• **Text segment**:
☆ ☆ ☆ ☆ ☆
I'm really surprised you made no mention of Clark Kent changing into Superman directly front of the wife-beating husband he's about to pummel.

FugueforFrog said...

Yeah, it is peculiar to see the original Superman comic with wife-beaters and weird governors and Vincent Price...and orphanages and such. But hey, it's Superman and...well, at least they modified him a lot in the first 70 years...or not.

BTW: wonder if the Golden Age was as insane as the Silver...or Bronze...or Liefeld?

ConsoleCleric said...


Superman was created by two guys:
Jerome Siegel and Joseph Shuster. Joe was the Canadian born artist and Jerome was the writer.

After Joe drew the first picture of Superman, he thought the idea looked ridiculous. Who wouldn't? A guy wearing underwear on the outside? Joe chucked the picture into the fire.

Jerome quickly saved it, because he thought the depression needed something "uplifting."

At first, Superman couldn't fly. He had to jump from place to place. However, when Max and Dave Fleischer were animating the early Superman cartoons, they found the jumping animation was very time consuming and difficult to draw. Therefore, they got permission to draw a flying animation for Superman, which was far less time consuming.

Initially, Superman was VERY VIOLENT. He nearly killed a man after stopping him from robbing a bank. The printing company (newspaper at the time) requested to have Superman "toned down a little." If you think Superman was violent in his first ACTION COMIC, you should have seen him before! Wow!
☆ ☆ ☆ ☆ ☆
• **Given entries**:

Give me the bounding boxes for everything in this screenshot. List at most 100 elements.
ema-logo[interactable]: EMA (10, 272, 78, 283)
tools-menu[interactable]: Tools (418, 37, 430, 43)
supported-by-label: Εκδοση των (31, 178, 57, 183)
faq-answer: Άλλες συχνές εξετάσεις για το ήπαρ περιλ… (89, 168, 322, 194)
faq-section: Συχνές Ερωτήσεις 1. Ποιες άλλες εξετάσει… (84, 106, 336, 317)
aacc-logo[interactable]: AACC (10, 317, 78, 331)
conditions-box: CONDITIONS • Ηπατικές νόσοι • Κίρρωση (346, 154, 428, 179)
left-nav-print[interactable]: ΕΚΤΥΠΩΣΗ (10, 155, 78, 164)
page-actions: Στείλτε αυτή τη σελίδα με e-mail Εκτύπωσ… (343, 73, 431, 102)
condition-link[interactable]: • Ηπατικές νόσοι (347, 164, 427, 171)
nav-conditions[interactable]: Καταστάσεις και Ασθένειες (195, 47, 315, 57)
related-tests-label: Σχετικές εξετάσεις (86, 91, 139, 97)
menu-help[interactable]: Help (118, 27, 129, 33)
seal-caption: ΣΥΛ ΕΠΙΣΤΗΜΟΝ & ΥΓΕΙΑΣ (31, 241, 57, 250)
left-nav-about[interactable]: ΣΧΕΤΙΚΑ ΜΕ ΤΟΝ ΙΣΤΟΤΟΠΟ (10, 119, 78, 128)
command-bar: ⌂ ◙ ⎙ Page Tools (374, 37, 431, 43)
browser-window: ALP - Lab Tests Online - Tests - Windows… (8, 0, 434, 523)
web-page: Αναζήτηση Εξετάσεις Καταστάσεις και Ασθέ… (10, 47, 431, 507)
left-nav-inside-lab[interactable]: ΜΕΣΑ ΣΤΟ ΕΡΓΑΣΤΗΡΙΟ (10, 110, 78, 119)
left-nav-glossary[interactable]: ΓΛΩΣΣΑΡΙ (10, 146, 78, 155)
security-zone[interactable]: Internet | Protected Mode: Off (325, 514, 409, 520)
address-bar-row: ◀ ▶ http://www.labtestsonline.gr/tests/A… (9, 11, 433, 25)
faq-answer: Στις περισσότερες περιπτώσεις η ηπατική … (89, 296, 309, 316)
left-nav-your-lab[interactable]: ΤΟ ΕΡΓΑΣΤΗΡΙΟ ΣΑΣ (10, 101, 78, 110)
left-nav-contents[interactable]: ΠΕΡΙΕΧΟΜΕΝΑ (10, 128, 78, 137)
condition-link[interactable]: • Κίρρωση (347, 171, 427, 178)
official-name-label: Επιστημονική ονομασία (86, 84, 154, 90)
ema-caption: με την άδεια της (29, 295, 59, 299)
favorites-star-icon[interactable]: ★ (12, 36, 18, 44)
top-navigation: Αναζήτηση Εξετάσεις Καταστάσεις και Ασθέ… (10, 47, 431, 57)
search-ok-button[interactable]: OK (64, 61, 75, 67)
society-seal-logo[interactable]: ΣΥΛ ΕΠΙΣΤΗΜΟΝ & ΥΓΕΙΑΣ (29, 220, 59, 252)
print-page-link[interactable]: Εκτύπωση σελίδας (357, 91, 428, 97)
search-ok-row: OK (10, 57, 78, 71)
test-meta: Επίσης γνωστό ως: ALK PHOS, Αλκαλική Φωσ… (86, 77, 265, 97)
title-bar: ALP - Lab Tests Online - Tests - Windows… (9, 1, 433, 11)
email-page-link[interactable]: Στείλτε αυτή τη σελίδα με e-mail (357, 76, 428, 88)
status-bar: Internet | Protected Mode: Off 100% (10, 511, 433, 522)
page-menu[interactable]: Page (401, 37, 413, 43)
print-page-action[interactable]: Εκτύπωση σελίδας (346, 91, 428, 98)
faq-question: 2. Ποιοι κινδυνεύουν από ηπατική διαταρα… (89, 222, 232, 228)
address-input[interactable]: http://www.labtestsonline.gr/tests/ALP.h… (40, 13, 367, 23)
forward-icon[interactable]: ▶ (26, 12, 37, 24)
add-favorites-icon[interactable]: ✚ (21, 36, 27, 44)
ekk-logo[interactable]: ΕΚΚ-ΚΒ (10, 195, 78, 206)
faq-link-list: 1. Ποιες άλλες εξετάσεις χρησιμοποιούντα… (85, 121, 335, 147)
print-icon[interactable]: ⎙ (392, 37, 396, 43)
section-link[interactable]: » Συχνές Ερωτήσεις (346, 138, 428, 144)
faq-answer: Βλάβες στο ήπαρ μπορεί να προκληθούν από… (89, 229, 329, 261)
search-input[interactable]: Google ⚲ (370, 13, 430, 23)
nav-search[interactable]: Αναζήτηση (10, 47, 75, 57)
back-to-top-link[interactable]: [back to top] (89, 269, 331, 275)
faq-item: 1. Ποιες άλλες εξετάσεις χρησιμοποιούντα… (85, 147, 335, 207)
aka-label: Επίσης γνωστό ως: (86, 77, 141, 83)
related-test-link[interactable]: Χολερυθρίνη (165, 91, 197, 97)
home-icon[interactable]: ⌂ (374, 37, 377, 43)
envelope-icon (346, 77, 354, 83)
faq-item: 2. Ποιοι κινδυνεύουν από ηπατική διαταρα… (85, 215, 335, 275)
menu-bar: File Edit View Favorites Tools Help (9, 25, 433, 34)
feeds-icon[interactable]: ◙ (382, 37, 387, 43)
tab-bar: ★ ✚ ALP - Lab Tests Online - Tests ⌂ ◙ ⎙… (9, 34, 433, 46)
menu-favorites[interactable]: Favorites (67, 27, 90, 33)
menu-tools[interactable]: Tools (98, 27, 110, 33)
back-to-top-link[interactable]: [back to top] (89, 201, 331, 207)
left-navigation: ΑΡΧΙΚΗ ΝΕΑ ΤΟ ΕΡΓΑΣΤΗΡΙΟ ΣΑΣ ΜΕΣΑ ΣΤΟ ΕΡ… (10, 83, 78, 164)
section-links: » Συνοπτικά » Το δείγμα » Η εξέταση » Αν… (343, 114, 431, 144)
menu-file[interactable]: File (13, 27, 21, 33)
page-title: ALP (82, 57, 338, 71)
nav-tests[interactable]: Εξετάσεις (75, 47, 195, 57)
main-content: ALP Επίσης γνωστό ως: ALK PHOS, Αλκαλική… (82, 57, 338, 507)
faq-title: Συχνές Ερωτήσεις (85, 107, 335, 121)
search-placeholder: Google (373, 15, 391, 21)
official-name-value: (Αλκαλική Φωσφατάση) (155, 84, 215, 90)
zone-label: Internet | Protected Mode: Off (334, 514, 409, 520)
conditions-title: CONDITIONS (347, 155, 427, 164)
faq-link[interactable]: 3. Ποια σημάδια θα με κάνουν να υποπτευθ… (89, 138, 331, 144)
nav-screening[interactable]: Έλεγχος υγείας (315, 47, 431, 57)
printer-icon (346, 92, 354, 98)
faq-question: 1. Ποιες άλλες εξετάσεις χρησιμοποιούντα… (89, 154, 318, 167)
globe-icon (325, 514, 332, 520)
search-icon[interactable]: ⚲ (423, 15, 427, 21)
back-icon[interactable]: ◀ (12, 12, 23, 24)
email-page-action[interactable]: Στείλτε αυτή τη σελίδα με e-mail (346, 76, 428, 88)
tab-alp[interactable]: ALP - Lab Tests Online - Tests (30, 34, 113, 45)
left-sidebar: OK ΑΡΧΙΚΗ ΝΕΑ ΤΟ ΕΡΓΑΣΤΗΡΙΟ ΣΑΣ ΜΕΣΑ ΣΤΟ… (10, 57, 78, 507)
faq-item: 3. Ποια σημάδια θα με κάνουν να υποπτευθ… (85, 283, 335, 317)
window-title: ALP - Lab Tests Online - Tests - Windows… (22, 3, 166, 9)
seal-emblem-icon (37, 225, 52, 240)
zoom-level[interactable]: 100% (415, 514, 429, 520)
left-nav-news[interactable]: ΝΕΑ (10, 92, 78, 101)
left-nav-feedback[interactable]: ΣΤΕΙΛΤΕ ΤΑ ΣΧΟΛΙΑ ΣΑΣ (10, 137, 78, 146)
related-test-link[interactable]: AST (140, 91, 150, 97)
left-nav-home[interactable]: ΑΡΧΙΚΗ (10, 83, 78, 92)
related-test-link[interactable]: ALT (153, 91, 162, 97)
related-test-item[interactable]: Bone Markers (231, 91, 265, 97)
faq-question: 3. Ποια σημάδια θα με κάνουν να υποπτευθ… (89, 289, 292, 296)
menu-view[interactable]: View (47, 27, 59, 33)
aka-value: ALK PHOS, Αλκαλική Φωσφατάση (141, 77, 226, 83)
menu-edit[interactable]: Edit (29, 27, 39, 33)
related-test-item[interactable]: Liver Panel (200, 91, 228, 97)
☆ ☆ ☆ ☆ ☆
• **Required action**:
Copy the comment thread about Superman, starting at "Yeah, it is" and ending at "Silver...or Bronze...or Liefeld?", and replace "governors" with "senators". The entries have nothing to do with the comment thread about Superman.

• **Reply**:
Yeah, it is peculiar to see the original Superman comic with wife-beaters and weird senators and Vincent Price...and orphanages and such. But hey, it's Superman and...well, at least they modified him a lot in the first 70 years...or not.

BTW: wonder if the Golden Age was as insane as the Silver...or Bronze...or Liefeld?